[MATERIAL FOR THE TASK]
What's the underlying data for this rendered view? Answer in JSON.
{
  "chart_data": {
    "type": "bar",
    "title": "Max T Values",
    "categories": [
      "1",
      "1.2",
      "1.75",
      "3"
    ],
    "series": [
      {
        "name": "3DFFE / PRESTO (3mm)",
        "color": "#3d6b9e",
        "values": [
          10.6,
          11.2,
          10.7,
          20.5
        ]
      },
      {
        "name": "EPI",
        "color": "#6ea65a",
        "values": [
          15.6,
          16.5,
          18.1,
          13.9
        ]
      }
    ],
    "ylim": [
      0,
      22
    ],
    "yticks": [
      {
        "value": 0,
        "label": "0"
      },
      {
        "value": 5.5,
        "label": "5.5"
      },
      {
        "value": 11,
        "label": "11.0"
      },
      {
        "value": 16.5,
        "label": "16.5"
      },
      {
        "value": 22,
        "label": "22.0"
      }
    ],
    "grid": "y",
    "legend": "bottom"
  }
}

[WHAT YOU NEED TO DO]
Go through the records above, find every line with the word "label", and list those lines.

[FULL OUTPUT]
        "label": "0"
        "label": "5.5"
        "label": "11.0"
        "label": "16.5"
        "label": "22.0"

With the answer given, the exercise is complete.